• _SHORT TASK A_:
Repeat the part of the nano forum thread that runs between "I typed in echo" and "being used, yes.", inclusive, word for word.

• _READING PASSAGE_:
- - -

# Nano



## rbizzell33 (Jan 8, 2010)

I installed nano on FreeBSD 8.0 through ports and i got an issue the the command and the file to open it says command not found even though it installed without any errors I updated the ports and everything. Also where is the pico editor.


----------



## graudeejs (Jan 8, 2010)

When you use csh after you install apps you need to run `$ rehash`, before you can use new apps


----------



## rbizzell33 (Jan 8, 2010)

I am using the bash shell


----------



## DutchDaemon (Jan 8, 2010)

`hash -r`


----------



## rbizzell33 (Jan 8, 2010)

Sorry I have been away from FreeBSD for a while I have been uusing Linux. How can I change the shell for all users to the bash shell? I was using csh shel but that first command didn't work hash -r my shell is csh. Thanks for all your assistance


----------



## DutchDaemon (Jan 8, 2010)

chpass(1) (chpass -s, chsh)


----------



## graudeejs (Jan 8, 2010)

I strongly suggest better than bash shell shells/mksh


----------



## DutchDaemon (Jan 8, 2010)

Let's not get into that now ..


----------



## rbizzell33 (Jan 8, 2010)

I typed in echo $Shell and it shows /usr/local/bin/bash should it show this instead just bash I used chpass command


----------



## DutchDaemon (Jan 8, 2010)

`echo $SHELL` shows the full path to the shell being used, yes.


----------



## rbizzell33 (Jan 8, 2010)

*Nano or pico*

I still can't get nano to start it says command not found. Where is pico at in the ports directory in version 8.0 Freebsd I had installed pico pine but when I tried to use that i got the same error command not found. for both


----------



## DutchDaemon (Jan 8, 2010)

nano should be at /usr/local/bin/nano, and pico should be at /usr/local/bin/pico. Nearly all ports install their binaries to /usr/local/bin or /usr/local/sbin.

When you install a port, you have to tell the shell to re-read the programs in its path. For csh-type shells, that command is [cmd=]rehash[/cmd], for bash-type shells it's [cmd=]hash -r[/cmd].

You can also simply log out, and log in again.


----------



## rbizzell33 (Jan 8, 2010)

Thanks guys it is working now


----------

- - -

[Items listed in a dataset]

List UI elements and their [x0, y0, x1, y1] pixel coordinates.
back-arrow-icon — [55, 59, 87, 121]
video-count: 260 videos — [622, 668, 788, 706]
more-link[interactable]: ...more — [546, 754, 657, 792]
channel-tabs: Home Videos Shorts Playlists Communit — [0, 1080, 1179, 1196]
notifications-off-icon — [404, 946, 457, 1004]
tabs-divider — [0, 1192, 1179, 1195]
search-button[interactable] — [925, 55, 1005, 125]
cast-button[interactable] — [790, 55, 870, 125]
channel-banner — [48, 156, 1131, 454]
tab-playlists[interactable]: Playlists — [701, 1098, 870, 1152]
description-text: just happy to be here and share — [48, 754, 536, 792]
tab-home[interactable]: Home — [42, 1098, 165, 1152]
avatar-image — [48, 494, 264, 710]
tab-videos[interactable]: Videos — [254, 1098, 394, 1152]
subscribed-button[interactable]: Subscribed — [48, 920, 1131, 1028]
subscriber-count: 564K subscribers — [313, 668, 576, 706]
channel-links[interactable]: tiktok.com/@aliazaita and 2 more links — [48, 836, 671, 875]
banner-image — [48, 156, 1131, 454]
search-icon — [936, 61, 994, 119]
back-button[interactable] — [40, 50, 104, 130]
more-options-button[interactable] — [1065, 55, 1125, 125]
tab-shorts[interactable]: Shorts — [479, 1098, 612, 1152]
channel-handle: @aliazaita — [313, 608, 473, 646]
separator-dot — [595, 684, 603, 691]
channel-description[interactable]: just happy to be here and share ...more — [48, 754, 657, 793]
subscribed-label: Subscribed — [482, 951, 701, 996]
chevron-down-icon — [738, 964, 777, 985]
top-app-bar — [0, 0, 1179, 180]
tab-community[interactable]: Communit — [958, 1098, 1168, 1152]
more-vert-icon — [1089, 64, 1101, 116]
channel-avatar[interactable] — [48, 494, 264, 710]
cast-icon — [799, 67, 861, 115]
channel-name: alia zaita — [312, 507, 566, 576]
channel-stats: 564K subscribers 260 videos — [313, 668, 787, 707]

- - -

• _SHORT TASK B_:
Reproduce the entries from their first line through the line containing "subscriber-count: 564K subscribers", inclusive, keeping every line unchanged.

• _FINAL ANSWER A_:
I typed in echo $Shell and it shows /usr/local/bin/bash should it show this instead just bash I used chpass command


----------



## DutchDaemon (Jan 8, 2010)

`echo $SHELL` shows the full path to the shell being used, yes.

• _FINAL ANSWER B_:
List UI elements and their [x0, y0, x1, y1] pixel coordinates.
back-arrow-icon — [55, 59, 87, 121]
video-count: 260 videos — [622, 668, 788, 706]
more-link[interactable]: ...more — [546, 754, 657, 792]
channel-tabs: Home Videos Shorts Playlists Communit — [0, 1080, 1179, 1196]
notifications-off-icon — [404, 946, 457, 1004]
tabs-divider — [0, 1192, 1179, 1195]
search-button[interactable] — [925, 55, 1005, 125]
cast-button[interactable] — [790, 55, 870, 125]
channel-banner — [48, 156, 1131, 454]
tab-playlists[interactable]: Playlists — [701, 1098, 870, 1152]
description-text: just happy to be here and share — [48, 754, 536, 792]
tab-home[interactable]: Home — [42, 1098, 165, 1152]
avatar-image — [48, 494, 264, 710]
tab-videos[interactable]: Videos — [254, 1098, 394, 1152]
subscribed-button[interactable]: Subscribed — [48, 920, 1131, 1028]
subscriber-count: 564K subscribers — [313, 668, 576, 706]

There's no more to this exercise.